Begin Data entries

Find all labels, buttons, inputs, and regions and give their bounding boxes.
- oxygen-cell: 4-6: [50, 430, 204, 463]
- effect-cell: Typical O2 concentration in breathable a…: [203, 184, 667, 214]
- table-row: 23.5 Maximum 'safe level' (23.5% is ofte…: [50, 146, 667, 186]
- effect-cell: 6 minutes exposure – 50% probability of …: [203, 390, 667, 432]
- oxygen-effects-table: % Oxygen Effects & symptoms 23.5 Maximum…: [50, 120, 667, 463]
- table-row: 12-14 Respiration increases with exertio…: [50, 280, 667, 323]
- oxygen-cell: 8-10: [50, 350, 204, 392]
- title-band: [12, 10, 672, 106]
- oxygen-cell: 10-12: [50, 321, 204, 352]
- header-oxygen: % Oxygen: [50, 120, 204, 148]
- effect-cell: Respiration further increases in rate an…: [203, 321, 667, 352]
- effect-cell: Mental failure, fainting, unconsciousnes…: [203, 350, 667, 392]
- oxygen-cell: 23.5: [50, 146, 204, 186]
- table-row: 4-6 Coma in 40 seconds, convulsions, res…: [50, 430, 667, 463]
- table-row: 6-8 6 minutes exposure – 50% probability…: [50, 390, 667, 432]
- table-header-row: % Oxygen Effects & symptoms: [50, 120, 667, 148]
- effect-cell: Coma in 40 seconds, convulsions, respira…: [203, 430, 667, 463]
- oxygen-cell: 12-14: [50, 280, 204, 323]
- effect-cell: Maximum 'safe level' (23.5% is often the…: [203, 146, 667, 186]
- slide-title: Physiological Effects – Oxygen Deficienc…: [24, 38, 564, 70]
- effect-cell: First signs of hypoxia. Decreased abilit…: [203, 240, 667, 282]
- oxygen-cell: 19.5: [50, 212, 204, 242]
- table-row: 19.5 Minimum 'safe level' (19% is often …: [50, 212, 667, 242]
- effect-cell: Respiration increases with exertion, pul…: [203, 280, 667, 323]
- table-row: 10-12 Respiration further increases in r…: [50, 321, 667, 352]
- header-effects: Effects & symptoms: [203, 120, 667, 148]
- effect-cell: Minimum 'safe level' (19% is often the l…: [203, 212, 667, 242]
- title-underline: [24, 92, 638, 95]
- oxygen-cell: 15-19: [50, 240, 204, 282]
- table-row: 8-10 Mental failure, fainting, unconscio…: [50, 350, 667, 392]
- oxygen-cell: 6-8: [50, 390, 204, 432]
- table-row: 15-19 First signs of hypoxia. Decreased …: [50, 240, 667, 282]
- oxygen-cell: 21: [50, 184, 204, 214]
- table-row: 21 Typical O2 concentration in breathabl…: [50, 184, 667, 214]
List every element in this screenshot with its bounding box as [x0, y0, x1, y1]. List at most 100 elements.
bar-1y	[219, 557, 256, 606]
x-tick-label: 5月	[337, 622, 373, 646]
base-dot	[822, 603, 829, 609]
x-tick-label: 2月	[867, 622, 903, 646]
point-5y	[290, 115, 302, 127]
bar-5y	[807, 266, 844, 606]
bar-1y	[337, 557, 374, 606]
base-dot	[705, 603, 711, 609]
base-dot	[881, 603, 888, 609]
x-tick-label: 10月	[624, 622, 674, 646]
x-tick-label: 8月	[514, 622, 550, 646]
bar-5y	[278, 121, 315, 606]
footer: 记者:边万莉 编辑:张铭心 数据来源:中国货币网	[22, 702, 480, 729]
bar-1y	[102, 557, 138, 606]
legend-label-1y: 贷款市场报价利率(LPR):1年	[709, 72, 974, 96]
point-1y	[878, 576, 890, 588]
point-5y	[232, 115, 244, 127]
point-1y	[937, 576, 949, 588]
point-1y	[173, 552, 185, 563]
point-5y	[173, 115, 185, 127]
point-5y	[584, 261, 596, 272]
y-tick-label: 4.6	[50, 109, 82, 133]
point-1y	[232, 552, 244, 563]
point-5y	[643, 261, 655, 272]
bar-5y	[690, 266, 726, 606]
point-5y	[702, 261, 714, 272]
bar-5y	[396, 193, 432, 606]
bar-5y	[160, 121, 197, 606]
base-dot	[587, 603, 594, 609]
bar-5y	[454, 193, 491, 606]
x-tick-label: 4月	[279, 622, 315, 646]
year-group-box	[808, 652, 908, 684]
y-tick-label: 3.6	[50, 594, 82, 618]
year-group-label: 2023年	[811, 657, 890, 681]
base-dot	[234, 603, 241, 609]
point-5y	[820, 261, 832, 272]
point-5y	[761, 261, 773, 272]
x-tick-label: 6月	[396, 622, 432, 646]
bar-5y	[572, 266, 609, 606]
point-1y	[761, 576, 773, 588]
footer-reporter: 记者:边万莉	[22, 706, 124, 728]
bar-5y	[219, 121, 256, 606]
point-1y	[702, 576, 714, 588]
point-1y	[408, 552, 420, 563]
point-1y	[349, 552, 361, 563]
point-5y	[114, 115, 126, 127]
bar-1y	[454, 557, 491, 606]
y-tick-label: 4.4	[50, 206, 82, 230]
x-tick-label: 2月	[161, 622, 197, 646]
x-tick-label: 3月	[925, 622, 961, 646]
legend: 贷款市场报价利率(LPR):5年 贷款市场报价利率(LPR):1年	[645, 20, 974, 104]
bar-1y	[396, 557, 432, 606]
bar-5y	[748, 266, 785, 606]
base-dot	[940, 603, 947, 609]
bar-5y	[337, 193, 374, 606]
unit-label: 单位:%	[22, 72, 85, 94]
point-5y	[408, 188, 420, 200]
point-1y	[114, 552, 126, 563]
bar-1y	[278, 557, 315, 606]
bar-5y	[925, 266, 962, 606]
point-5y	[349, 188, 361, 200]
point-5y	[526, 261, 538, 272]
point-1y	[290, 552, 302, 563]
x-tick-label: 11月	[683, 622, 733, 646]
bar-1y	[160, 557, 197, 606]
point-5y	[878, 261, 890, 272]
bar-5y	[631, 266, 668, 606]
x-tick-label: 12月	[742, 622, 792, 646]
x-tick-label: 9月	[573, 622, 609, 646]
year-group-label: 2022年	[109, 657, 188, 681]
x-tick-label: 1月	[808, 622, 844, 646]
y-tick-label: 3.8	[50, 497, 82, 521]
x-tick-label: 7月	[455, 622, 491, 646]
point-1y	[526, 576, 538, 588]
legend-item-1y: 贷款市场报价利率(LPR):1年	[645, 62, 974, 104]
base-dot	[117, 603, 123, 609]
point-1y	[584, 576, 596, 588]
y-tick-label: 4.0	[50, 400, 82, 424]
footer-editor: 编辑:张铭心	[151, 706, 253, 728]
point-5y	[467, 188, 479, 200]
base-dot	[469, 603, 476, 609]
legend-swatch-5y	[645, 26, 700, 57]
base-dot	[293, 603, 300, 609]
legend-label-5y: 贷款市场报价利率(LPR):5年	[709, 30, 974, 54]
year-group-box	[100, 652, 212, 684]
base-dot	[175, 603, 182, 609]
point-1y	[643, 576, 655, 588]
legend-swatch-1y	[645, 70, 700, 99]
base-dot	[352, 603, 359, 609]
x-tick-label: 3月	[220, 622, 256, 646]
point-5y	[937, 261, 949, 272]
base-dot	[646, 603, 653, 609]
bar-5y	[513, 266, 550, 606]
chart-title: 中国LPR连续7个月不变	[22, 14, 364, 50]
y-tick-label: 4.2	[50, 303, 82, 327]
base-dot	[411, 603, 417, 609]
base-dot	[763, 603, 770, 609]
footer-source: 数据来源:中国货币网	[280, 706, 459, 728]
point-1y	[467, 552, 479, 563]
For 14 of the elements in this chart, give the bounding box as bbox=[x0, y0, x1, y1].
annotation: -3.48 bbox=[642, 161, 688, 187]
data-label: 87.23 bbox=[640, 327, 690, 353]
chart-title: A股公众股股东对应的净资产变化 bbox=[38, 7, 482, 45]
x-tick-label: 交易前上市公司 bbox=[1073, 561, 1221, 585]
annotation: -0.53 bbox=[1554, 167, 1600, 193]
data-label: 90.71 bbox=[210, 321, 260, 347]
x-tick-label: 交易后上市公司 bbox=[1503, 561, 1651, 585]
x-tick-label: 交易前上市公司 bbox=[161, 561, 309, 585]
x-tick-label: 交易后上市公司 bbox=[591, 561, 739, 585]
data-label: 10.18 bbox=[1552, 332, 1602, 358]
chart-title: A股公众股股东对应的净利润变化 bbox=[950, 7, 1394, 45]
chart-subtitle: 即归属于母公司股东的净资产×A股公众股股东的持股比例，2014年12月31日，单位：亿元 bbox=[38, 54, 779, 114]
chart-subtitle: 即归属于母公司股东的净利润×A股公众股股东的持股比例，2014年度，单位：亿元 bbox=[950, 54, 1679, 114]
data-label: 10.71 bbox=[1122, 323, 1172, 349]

End Data entries

• Objective:
Can you reproduce the lines of the listing above, from its very first line through the line containing "- table-row: 23.5", with every character unchanged?

• In response:
Find all labels, buttons, inputs, and regions and give their bounding boxes.
- oxygen-cell: 4-6: [50, 430, 204, 463]
- effect-cell: Typical O2 concentration in breathable a…: [203, 184, 667, 214]
- table-row: 23.5 Maximum 'safe level' (23.5% is ofte…: [50, 146, 667, 186]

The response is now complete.